* Goal: Below are the records; collect from them each line containing the string "扇形半径为R".

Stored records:
● ● ●

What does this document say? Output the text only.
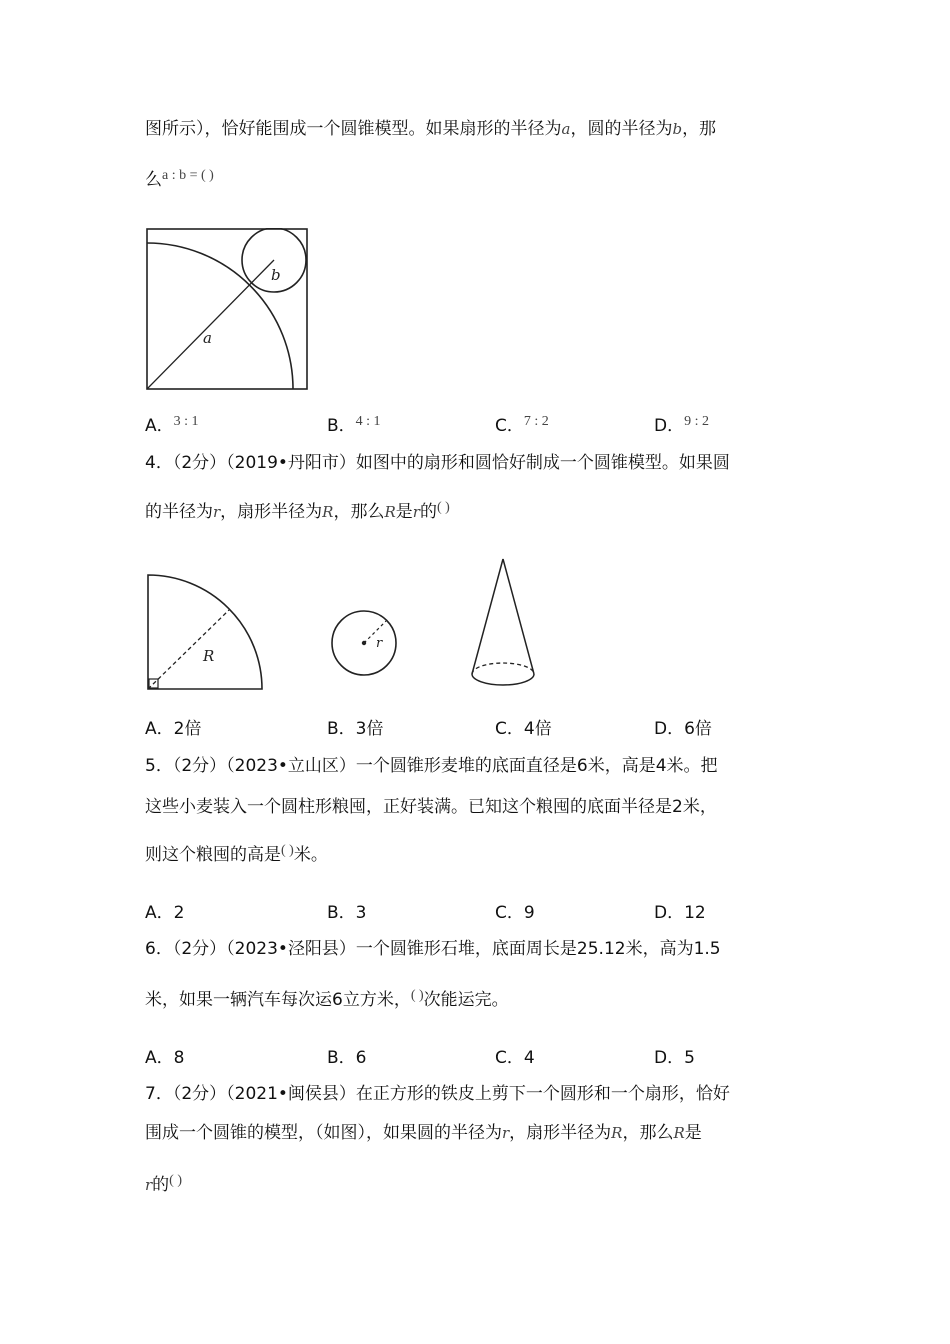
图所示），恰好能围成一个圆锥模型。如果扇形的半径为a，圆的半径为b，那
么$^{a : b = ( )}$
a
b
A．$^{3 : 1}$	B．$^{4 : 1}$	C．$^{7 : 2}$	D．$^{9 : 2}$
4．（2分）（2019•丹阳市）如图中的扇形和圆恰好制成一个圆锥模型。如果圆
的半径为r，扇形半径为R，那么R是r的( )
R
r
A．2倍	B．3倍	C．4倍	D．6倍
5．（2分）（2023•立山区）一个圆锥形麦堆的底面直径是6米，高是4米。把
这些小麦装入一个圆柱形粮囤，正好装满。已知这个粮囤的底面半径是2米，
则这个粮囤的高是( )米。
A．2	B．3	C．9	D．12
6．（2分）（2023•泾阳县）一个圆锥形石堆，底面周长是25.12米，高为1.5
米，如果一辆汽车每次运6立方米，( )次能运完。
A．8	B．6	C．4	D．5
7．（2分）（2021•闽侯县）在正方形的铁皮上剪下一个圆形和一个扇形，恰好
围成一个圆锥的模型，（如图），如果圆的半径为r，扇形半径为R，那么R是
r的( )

● ● ●

* Response for this exercise:
的半径为r，扇形半径为R，那么R是r的( )
围成一个圆锥的模型，（如图），如果圆的半径为r，扇形半径为R，那么R是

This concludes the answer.